__Challenge__: Everything from the line that contains "OCR this image." through the last line of the listing must be copied exactly, with both of those lines included and no others.

=== Extracted data ===

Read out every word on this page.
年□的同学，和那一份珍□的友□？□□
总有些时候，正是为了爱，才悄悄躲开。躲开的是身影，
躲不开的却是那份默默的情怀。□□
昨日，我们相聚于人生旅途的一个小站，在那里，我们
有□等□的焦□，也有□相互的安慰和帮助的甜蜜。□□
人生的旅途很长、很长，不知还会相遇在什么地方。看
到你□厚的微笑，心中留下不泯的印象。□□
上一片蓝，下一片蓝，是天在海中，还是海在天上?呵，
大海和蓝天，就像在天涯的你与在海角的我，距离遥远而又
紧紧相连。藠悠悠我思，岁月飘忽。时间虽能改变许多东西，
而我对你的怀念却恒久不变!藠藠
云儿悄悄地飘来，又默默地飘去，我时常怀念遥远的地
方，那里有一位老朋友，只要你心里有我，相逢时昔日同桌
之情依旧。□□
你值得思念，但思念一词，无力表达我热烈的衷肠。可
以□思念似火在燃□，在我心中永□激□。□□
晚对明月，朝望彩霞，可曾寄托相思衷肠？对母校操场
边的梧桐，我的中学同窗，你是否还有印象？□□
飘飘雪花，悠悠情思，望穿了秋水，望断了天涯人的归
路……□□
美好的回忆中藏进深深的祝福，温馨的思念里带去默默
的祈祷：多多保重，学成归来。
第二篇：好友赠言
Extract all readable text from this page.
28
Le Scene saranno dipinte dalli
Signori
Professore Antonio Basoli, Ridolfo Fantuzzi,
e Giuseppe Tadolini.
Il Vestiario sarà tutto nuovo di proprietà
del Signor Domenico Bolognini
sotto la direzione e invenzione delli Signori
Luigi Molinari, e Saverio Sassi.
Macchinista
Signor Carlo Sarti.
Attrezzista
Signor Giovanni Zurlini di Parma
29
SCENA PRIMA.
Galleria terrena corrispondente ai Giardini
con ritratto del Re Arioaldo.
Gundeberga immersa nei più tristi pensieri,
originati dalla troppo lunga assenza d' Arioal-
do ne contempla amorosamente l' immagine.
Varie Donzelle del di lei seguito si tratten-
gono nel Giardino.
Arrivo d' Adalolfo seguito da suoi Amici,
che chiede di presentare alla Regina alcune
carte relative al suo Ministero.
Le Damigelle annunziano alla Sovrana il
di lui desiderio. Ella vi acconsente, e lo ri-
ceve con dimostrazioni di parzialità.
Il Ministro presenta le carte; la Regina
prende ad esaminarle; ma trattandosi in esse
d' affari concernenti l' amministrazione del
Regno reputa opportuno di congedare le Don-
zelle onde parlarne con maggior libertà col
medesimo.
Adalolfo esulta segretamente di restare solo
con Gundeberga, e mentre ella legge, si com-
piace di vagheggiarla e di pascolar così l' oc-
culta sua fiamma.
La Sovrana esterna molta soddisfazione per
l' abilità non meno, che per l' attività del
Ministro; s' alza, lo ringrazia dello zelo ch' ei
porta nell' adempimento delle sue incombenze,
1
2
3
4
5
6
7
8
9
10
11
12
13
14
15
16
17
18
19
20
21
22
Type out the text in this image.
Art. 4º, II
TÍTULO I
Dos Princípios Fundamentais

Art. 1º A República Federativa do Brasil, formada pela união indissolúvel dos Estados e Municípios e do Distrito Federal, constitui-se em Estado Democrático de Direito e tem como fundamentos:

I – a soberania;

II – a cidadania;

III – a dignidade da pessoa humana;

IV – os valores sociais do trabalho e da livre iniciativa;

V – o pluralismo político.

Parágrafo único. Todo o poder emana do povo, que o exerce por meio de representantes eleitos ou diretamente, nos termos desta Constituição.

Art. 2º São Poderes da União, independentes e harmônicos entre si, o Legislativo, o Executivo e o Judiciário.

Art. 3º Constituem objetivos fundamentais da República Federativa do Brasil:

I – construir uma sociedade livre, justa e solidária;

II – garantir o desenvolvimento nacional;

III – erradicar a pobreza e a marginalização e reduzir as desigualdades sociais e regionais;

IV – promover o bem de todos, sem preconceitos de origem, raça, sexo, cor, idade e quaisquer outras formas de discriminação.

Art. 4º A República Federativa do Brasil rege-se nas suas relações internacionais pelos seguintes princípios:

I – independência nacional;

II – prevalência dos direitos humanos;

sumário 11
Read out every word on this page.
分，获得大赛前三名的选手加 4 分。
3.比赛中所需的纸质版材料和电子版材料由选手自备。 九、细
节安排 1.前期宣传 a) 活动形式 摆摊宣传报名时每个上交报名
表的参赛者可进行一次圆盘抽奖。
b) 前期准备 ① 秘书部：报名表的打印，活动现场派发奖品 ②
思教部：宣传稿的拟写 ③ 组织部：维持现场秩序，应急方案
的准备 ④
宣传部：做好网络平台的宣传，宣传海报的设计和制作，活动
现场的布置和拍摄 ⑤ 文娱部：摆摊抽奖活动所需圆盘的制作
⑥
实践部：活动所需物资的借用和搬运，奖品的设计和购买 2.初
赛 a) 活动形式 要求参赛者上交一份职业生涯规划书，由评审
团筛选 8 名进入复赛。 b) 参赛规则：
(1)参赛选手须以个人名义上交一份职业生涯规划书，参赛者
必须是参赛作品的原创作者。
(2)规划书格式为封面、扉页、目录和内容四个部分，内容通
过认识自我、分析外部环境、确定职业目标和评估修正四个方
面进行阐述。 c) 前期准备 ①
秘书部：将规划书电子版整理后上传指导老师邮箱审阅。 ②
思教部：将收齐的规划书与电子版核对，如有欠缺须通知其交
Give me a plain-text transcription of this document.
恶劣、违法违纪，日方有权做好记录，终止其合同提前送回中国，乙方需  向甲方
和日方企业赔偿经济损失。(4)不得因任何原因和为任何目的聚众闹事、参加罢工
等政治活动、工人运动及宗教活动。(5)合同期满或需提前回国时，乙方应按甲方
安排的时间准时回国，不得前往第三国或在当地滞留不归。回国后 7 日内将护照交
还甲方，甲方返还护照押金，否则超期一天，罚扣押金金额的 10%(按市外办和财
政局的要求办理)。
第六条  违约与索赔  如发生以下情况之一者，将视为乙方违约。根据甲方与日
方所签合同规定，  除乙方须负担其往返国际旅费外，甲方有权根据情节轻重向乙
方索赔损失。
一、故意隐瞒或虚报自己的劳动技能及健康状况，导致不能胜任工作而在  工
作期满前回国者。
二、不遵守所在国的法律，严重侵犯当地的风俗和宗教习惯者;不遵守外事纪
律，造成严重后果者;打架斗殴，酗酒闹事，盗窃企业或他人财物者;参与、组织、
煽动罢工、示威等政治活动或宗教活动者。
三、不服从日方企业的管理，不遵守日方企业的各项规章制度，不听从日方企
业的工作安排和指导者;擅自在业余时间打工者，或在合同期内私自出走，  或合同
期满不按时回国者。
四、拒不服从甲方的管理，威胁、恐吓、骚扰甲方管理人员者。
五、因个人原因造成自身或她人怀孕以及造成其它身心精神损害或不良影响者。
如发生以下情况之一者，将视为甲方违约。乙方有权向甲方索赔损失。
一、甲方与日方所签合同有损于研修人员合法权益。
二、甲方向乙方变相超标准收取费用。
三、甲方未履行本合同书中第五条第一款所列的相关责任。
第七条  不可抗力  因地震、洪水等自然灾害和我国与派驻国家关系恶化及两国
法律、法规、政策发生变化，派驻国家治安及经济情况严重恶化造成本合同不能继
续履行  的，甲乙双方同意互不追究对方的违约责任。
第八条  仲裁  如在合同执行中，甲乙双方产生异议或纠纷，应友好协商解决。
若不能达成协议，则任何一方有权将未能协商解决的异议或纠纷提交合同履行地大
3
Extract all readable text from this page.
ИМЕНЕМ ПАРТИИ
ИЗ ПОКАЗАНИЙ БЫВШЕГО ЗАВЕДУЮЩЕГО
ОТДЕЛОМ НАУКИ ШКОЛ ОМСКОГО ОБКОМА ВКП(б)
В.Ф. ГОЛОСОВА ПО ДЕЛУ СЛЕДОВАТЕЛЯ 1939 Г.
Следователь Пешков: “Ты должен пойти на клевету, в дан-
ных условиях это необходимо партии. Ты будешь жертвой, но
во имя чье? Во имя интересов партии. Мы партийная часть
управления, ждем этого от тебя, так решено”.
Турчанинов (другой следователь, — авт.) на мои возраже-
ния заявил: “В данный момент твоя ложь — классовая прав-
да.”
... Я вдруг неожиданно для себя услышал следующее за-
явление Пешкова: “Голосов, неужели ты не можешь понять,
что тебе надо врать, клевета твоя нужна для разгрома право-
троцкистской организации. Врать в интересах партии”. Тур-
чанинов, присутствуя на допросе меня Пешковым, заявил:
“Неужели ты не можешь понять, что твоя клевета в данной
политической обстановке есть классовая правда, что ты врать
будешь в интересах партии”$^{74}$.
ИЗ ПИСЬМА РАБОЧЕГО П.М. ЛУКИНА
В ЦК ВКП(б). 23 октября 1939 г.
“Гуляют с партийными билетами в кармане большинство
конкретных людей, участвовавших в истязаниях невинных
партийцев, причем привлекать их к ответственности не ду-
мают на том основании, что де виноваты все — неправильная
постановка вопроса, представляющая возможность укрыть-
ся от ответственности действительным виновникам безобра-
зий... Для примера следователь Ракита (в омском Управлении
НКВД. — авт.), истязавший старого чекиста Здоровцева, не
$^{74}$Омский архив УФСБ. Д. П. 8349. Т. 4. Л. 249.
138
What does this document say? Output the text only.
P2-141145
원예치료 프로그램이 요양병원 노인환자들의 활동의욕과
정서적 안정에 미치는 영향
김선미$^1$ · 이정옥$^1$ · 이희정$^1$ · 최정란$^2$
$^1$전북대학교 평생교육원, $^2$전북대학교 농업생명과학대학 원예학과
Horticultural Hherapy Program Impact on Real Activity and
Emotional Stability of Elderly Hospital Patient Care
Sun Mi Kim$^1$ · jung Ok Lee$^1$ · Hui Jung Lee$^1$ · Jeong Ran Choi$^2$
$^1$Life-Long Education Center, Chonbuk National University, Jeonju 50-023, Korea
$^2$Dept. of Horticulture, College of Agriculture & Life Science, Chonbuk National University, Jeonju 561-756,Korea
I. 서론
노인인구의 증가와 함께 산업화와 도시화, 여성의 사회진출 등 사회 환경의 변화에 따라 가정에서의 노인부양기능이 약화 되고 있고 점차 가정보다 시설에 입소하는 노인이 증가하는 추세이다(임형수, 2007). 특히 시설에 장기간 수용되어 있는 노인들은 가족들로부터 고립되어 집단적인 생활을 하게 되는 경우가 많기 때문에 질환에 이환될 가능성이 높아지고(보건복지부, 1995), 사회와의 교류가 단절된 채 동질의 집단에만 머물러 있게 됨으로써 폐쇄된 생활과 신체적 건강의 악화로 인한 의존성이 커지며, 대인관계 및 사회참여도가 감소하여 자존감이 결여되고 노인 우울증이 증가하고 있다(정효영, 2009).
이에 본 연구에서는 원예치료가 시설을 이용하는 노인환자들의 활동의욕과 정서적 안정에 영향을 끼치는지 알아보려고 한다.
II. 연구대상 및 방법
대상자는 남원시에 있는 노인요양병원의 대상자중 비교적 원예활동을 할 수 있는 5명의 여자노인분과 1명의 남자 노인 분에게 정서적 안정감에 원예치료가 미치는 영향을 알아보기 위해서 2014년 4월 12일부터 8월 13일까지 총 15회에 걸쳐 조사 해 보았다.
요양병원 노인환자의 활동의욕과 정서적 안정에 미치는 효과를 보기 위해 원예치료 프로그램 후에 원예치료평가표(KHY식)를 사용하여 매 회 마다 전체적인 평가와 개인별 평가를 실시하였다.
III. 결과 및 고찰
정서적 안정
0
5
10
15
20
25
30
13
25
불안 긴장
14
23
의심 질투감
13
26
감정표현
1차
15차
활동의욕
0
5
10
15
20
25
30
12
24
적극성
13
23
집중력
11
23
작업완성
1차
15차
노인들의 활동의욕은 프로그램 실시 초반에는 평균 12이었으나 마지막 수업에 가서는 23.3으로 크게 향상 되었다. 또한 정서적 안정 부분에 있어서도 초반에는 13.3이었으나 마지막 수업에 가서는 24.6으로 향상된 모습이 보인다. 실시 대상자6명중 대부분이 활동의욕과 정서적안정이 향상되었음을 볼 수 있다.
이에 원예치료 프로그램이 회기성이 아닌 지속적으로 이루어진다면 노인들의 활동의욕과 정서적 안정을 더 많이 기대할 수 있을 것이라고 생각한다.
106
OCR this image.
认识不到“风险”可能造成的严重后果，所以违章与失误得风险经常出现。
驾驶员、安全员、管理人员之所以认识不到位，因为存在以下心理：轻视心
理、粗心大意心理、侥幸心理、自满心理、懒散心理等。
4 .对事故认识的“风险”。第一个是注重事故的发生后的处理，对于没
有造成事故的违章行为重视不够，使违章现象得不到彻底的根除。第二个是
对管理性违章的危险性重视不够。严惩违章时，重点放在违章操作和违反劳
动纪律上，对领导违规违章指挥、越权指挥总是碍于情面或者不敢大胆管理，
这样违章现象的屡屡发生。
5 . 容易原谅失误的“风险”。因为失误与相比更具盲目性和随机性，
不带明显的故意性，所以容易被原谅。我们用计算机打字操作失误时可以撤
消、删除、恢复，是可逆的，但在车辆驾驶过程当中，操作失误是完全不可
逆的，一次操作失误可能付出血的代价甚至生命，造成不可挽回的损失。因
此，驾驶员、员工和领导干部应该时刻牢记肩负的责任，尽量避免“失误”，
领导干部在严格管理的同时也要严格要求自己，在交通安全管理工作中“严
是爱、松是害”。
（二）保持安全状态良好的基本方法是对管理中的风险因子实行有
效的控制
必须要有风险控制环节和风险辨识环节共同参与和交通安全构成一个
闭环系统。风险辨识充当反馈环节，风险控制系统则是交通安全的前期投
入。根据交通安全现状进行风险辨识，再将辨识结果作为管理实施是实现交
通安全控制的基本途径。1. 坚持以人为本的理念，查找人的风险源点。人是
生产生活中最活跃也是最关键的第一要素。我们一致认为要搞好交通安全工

===

__Exercise output__:
OCR this image.
认识不到“风险”可能造成的严重后果，所以违章与失误得风险经常出现。
驾驶员、安全员、管理人员之所以认识不到位，因为存在以下心理：轻视心
理、粗心大意心理、侥幸心理、自满心理、懒散心理等。
4 .对事故认识的“风险”。第一个是注重事故的发生后的处理，对于没
有造成事故的违章行为重视不够，使违章现象得不到彻底的根除。第二个是
对管理性违章的危险性重视不够。严惩违章时，重点放在违章操作和违反劳
动纪律上，对领导违规违章指挥、越权指挥总是碍于情面或者不敢大胆管理，
这样违章现象的屡屡发生。
5 . 容易原谅失误的“风险”。因为失误与相比更具盲目性和随机性，
不带明显的故意性，所以容易被原谅。我们用计算机打字操作失误时可以撤
消、删除、恢复，是可逆的，但在车辆驾驶过程当中，操作失误是完全不可
逆的，一次操作失误可能付出血的代价甚至生命，造成不可挽回的损失。因
此，驾驶员、员工和领导干部应该时刻牢记肩负的责任，尽量避免“失误”，
领导干部在严格管理的同时也要严格要求自己，在交通安全管理工作中“严
是爱、松是害”。
（二）保持安全状态良好的基本方法是对管理中的风险因子实行有
效的控制
必须要有风险控制环节和风险辨识环节共同参与和交通安全构成一个
闭环系统。风险辨识充当反馈环节，风险控制系统则是交通安全的前期投
入。根据交通安全现状进行风险辨识，再将辨识结果作为管理实施是实现交
通安全控制的基本途径。1. 坚持以人为本的理念，查找人的风险源点。人是
生产生活中最活跃也是最关键的第一要素。我们一致认为要搞好交通安全工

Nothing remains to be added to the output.